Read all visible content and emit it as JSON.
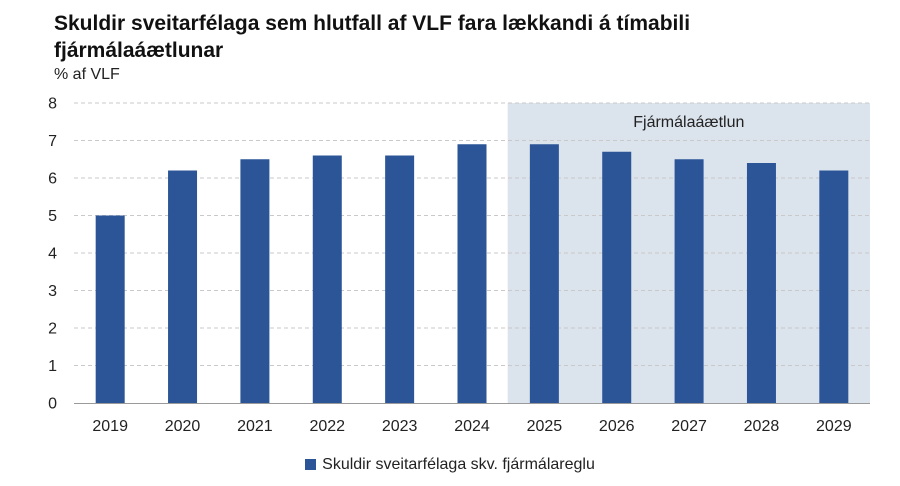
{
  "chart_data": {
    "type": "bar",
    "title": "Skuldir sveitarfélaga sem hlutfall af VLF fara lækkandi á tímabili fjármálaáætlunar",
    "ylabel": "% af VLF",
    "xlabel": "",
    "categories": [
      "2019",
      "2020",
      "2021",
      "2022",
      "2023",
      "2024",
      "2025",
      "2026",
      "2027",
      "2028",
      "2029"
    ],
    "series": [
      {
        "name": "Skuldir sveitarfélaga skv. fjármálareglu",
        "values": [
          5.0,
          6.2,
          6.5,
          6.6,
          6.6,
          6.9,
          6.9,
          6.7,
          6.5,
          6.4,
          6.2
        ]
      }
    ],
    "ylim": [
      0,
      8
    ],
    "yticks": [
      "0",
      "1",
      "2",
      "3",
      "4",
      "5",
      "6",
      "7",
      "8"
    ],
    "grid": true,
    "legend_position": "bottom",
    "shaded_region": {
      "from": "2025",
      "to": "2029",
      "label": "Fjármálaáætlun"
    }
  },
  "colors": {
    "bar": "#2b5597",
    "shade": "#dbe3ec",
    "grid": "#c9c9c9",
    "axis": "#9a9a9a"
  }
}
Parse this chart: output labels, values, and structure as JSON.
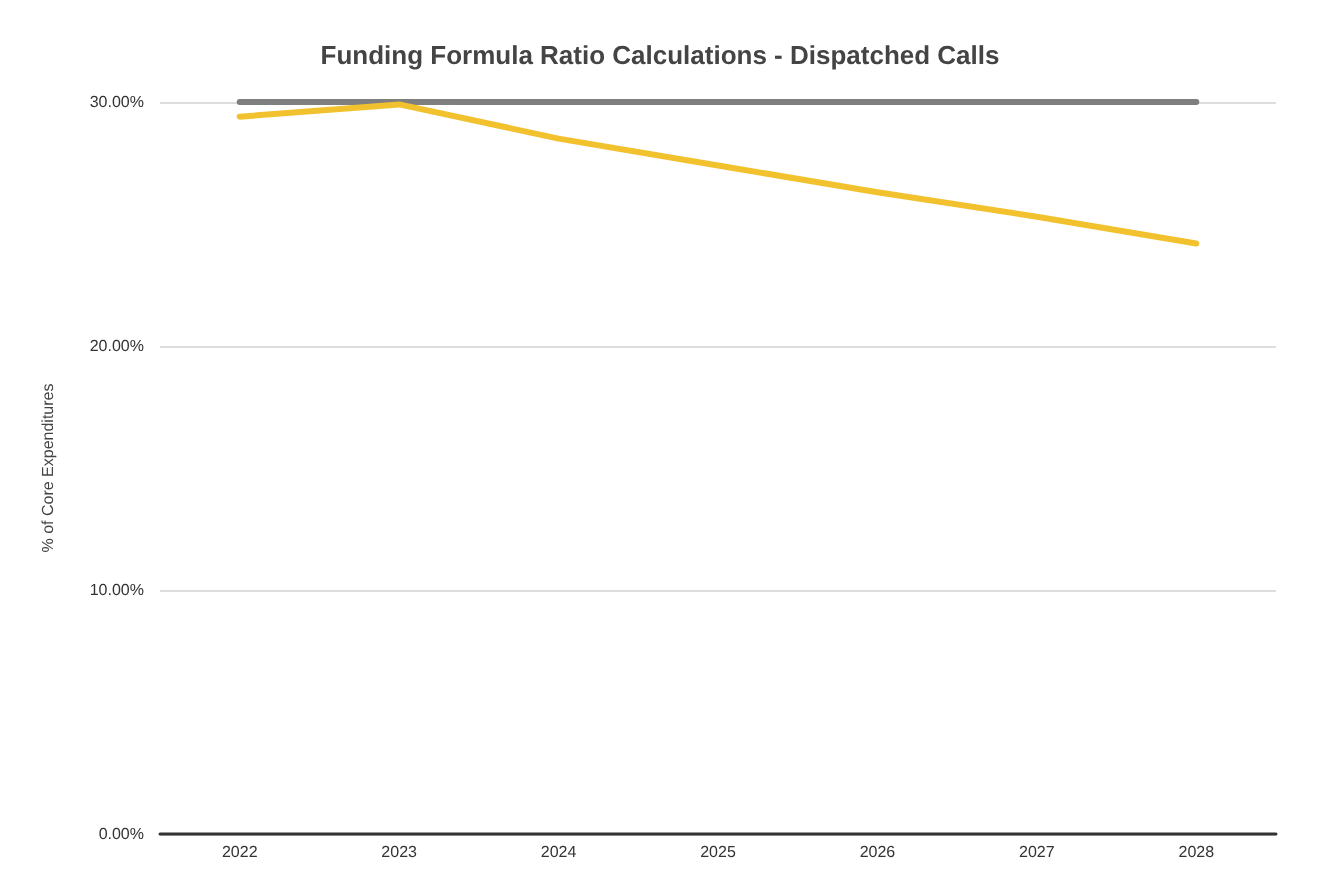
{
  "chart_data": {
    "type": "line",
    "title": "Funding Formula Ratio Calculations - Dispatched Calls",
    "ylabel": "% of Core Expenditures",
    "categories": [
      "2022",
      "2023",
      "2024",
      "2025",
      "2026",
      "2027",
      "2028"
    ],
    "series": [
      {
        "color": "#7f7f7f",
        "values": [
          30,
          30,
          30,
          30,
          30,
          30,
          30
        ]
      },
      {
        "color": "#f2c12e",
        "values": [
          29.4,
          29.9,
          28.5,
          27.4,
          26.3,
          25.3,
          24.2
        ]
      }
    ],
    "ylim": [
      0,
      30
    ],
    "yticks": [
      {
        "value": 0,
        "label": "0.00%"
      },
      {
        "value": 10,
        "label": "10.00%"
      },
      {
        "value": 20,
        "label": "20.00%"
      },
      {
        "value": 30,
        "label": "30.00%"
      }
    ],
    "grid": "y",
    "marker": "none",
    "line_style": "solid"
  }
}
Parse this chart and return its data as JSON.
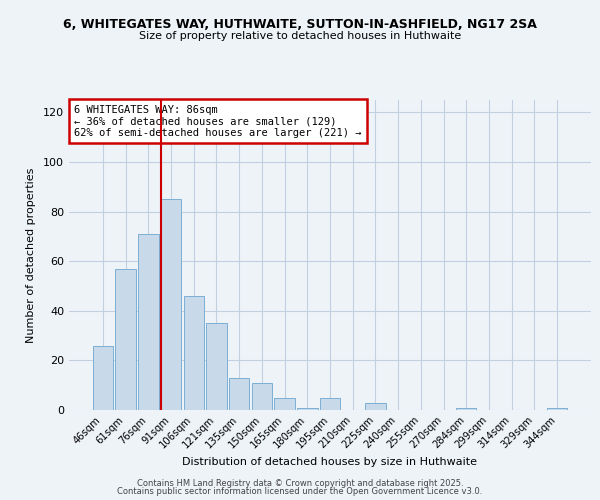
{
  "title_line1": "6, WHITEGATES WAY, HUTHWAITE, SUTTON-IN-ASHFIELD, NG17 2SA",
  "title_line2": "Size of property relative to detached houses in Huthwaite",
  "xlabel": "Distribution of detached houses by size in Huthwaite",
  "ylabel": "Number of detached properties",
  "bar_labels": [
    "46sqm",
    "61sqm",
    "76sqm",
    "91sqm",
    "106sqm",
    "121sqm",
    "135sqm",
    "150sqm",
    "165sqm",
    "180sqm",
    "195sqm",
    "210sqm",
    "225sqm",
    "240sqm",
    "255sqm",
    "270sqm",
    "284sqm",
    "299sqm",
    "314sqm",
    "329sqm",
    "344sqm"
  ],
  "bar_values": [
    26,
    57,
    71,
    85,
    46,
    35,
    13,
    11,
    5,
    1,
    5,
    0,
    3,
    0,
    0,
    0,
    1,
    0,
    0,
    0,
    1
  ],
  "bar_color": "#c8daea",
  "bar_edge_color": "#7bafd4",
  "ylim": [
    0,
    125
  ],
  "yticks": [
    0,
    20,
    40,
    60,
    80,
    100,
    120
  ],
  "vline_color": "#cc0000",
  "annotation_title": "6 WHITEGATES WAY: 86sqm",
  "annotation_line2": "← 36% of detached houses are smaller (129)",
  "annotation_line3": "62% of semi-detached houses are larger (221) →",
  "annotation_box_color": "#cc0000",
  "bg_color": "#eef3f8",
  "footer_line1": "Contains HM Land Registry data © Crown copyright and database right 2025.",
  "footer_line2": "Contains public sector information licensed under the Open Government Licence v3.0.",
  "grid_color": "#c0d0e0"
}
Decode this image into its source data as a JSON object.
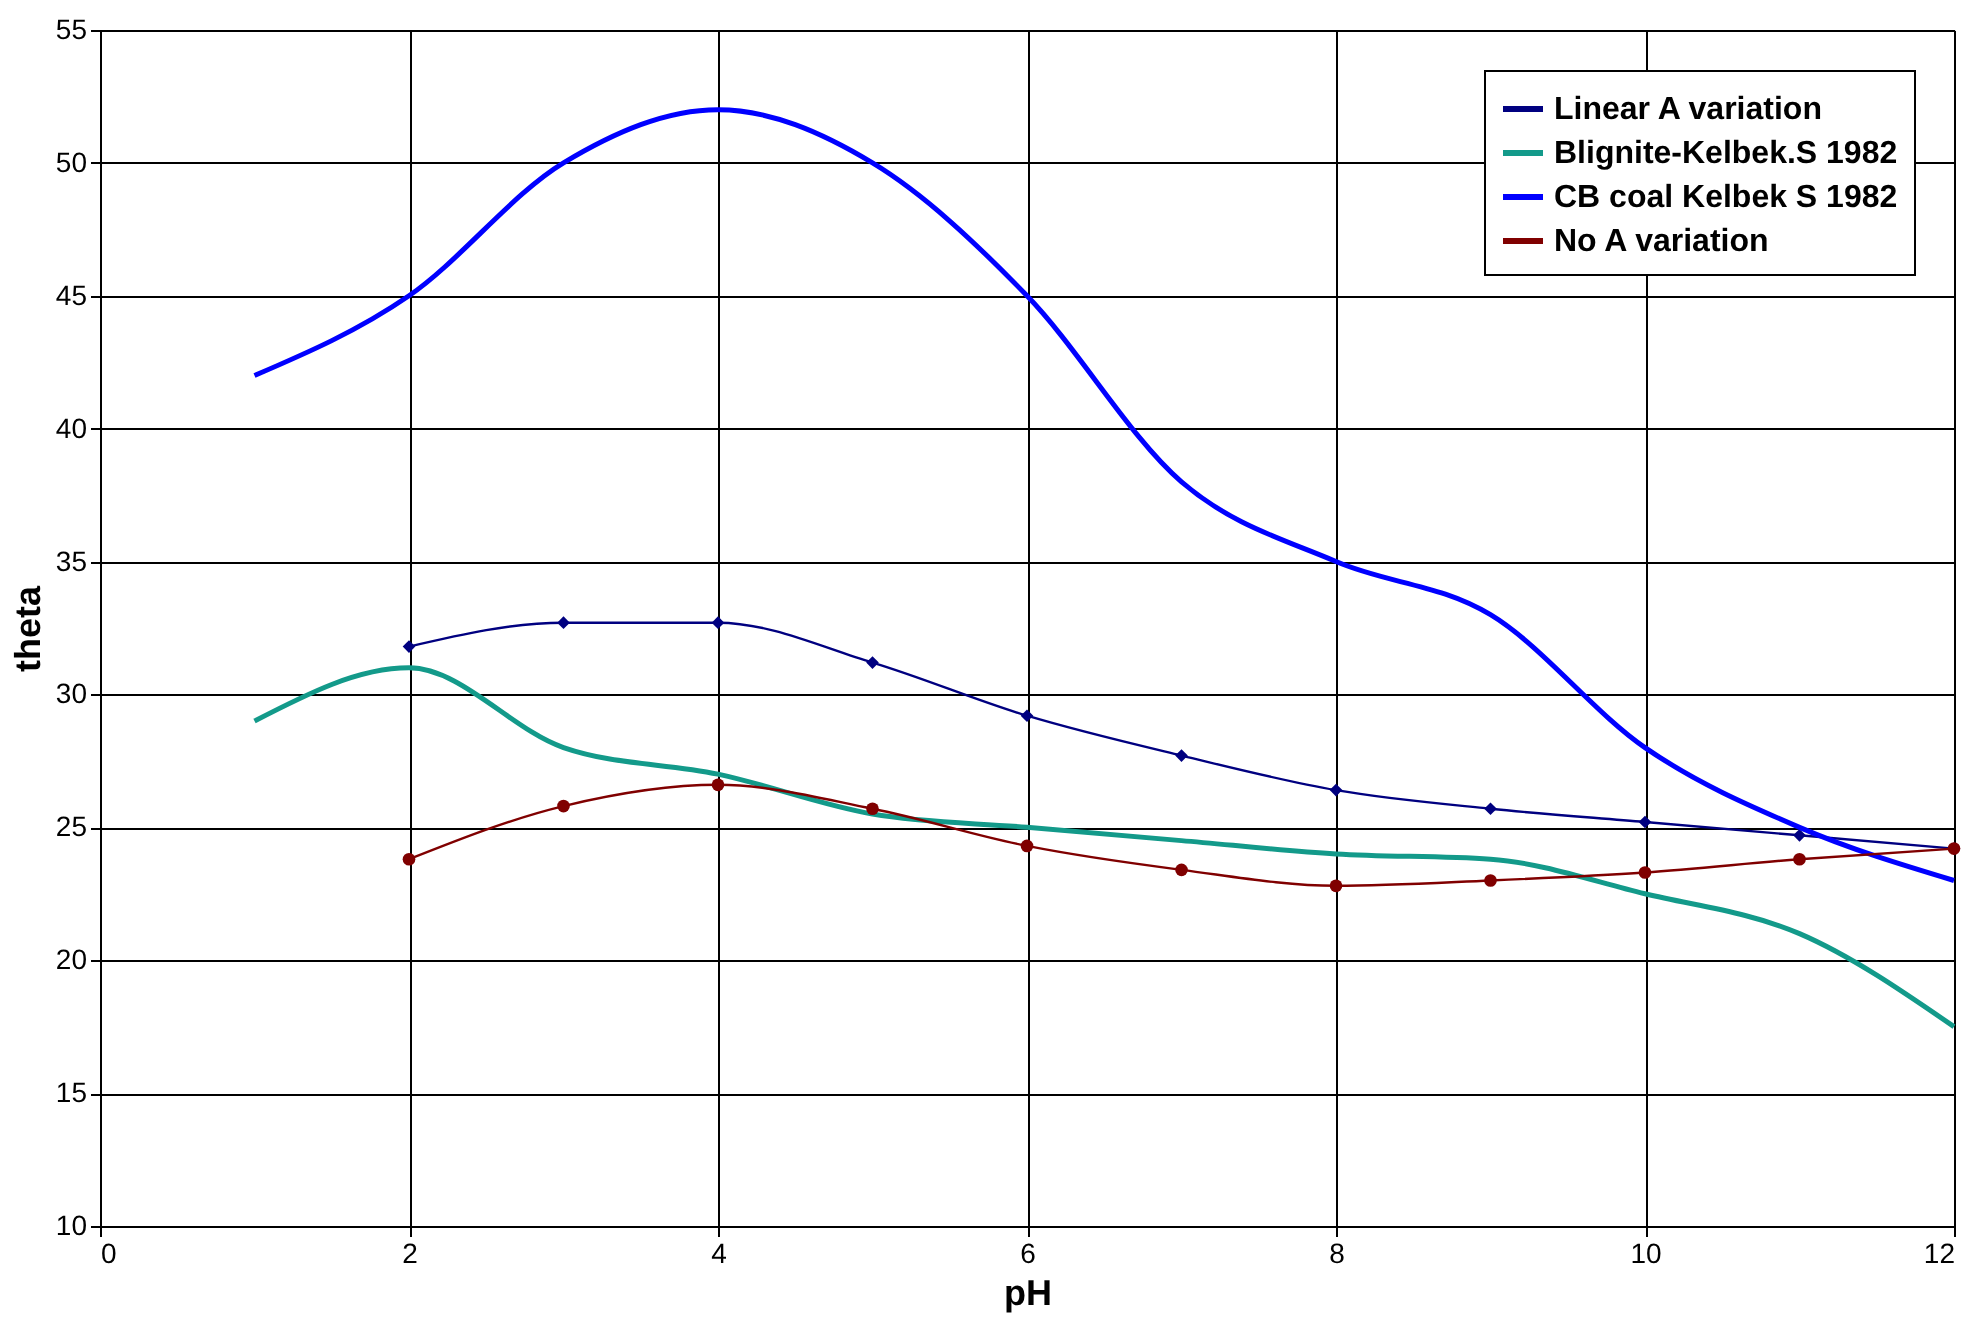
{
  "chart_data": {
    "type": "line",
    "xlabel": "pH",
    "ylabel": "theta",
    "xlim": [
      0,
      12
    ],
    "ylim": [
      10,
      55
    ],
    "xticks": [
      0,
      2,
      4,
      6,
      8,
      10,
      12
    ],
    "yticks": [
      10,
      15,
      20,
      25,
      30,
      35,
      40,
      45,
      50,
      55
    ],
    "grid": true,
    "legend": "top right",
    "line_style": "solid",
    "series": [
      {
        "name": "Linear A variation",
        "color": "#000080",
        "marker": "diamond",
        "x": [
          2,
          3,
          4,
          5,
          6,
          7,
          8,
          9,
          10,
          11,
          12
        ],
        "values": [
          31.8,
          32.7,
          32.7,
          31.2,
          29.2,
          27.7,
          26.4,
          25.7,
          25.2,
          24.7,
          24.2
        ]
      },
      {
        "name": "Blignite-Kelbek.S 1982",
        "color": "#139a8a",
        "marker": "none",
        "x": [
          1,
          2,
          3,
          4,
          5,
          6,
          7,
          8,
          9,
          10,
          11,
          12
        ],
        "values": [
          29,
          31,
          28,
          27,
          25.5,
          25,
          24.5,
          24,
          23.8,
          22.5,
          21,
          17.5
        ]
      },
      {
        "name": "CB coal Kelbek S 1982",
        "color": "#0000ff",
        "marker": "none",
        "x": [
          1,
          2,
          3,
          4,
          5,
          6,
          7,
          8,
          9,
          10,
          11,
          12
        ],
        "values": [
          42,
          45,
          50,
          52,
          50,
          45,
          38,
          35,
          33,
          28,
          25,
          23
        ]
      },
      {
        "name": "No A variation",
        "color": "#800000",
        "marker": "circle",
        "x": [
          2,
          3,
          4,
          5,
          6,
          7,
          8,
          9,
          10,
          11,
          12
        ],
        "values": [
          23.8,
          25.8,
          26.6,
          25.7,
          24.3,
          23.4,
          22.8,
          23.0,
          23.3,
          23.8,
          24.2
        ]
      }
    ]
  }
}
^^^^^^^^^^^^^^^^
TASK PROMPT
Go through the records and show every line with the string "detached" in it.

SOLUTION BELOW
  "title_line2": "Size of property relative to detached houses in Huthwaite",
  "xlabel": "Distribution of detached houses by size in Huthwaite",
  "ylabel": "Number of detached properties",
  "annotation_line2": "← 36% of detached houses are smaller (129)",
  "annotation_line3": "62% of semi-detached houses are larger (221) →",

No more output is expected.